:: Recorded information
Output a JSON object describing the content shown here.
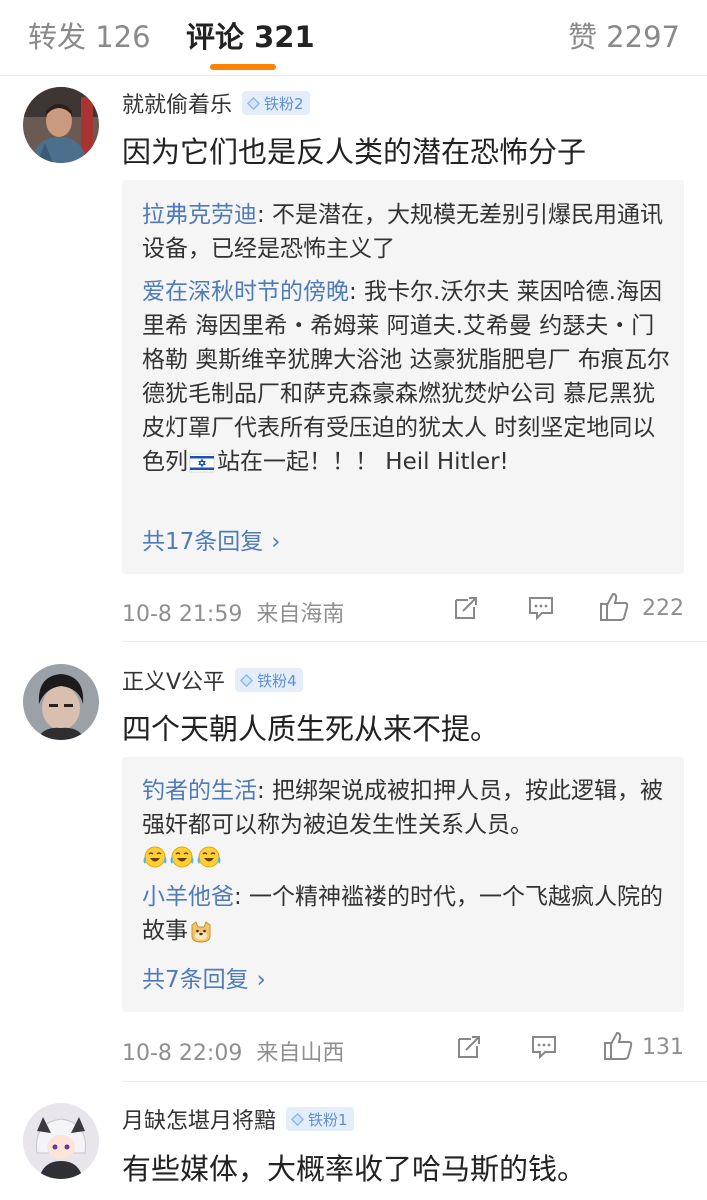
{
  "tabs": {
    "repost": "转发 126",
    "comments": "评论 321",
    "likes": "赞 2297"
  },
  "badge_color": "#5f8fd7",
  "accent_color": "#ff8200",
  "link_color": "#4f7bbb",
  "comments": [
    {
      "username": "就就偷着乐",
      "badge": "铁粉2",
      "text": "因为它们也是反人类的潜在恐怖分子",
      "replies": [
        {
          "author": "拉弗克劳迪",
          "text": ": 不是潜在，大规模无差别引爆民用通讯设备，已经是恐怖主义了"
        },
        {
          "author": "爱在深秋时节的傍晚",
          "text_before_flag": ": 我卡尔.沃尔夫  莱因哈德.海因里希   海因里希・希姆莱  阿道夫.艾希曼  约瑟夫・门格勒  奥斯维辛犹脾大浴池  达豪犹脂肥皂厂  布痕瓦尔德犹毛制品厂和萨克森豪森燃犹焚炉公司  慕尼黑犹皮灯罩厂代表所有受压迫的犹太人  时刻坚定地同以色列",
          "flag_icon": "israel-flag-emoji",
          "text_after_flag": "站在一起！！！ Heil Hitler!"
        }
      ],
      "more_replies": "共17条回复",
      "time": "10-8 21:59",
      "location": "来自海南",
      "likes": "222"
    },
    {
      "username": "正义V公平",
      "badge": "铁粉4",
      "text": "四个天朝人质生死从来不提。",
      "replies": [
        {
          "author": "钓者的生活",
          "text": ": 把绑架说成被扣押人员，按此逻辑，被强奸都可以称为被迫发生性关系人员。",
          "emoji": "laughing-crying-emoji"
        },
        {
          "author": "小羊他爸",
          "text": ": 一个精神褴褛的时代，一个飞越疯人院的故事",
          "emoji": "doge-emoji"
        }
      ],
      "more_replies": "共7条回复",
      "time": "10-8 22:09",
      "location": "来自山西",
      "likes": "131"
    },
    {
      "username": "月缺怎堪月将黯",
      "badge": "铁粉1",
      "text": "有些媒体，大概率收了哈马斯的钱。"
    }
  ]
}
::::
■ What the task asks:
All the lines above are to be reproduced exactly, except the pictures.

■ Task response:
Output a JSON object describing the content shown here.
{
  "tabs": {
    "repost": "转发 126",
    "comments": "评论 321",
    "likes": "赞 2297"
  },
  "badge_color": "#5f8fd7",
  "accent_color": "#ff8200",
  "link_color": "#4f7bbb",
  "comments": [
    {
      "username": "就就偷着乐",
      "badge": "铁粉2",
      "text": "因为它们也是反人类的潜在恐怖分子",
      "replies": [
        {
          "author": "拉弗克劳迪",
          "text": ": 不是潜在，大规模无差别引爆民用通讯设备，已经是恐怖主义了"
        },
        {
          "author": "爱在深秋时节的傍晚",
          "text_before_flag": ": 我卡尔.沃尔夫  莱因哈德.海因里希   海因里希・希姆莱  阿道夫.艾希曼  约瑟夫・门格勒  奥斯维辛犹脾大浴池  达豪犹脂肥皂厂  布痕瓦尔德犹毛制品厂和萨克森豪森燃犹焚炉公司  慕尼黑犹皮灯罩厂代表所有受压迫的犹太人  时刻坚定地同以色列",
          "flag_icon": "israel-flag-emoji",
          "text_after_flag": "站在一起！！！ Heil Hitler!"
        }
      ],
      "more_replies": "共17条回复",
      "time": "10-8 21:59",
      "location": "来自海南",
      "likes": "222"
    },
    {
      "username": "正义V公平",
      "badge": "铁粉4",
      "text": "四个天朝人质生死从来不提。",
      "replies": [
        {
          "author": "钓者的生活",
          "text": ": 把绑架说成被扣押人员，按此逻辑，被强奸都可以称为被迫发生性关系人员。",
          "emoji": "laughing-crying-emoji"
        },
        {
          "author": "小羊他爸",
          "text": ": 一个精神褴褛的时代，一个飞越疯人院的故事",
          "emoji": "doge-emoji"
        }
      ],
      "more_replies": "共7条回复",
      "time": "10-8 22:09",
      "location": "来自山西",
      "likes": "131"
    },
    {
      "username": "月缺怎堪月将黯",
      "badge": "铁粉1",
      "text": "有些媒体，大概率收了哈马斯的钱。"
    }
  ]
}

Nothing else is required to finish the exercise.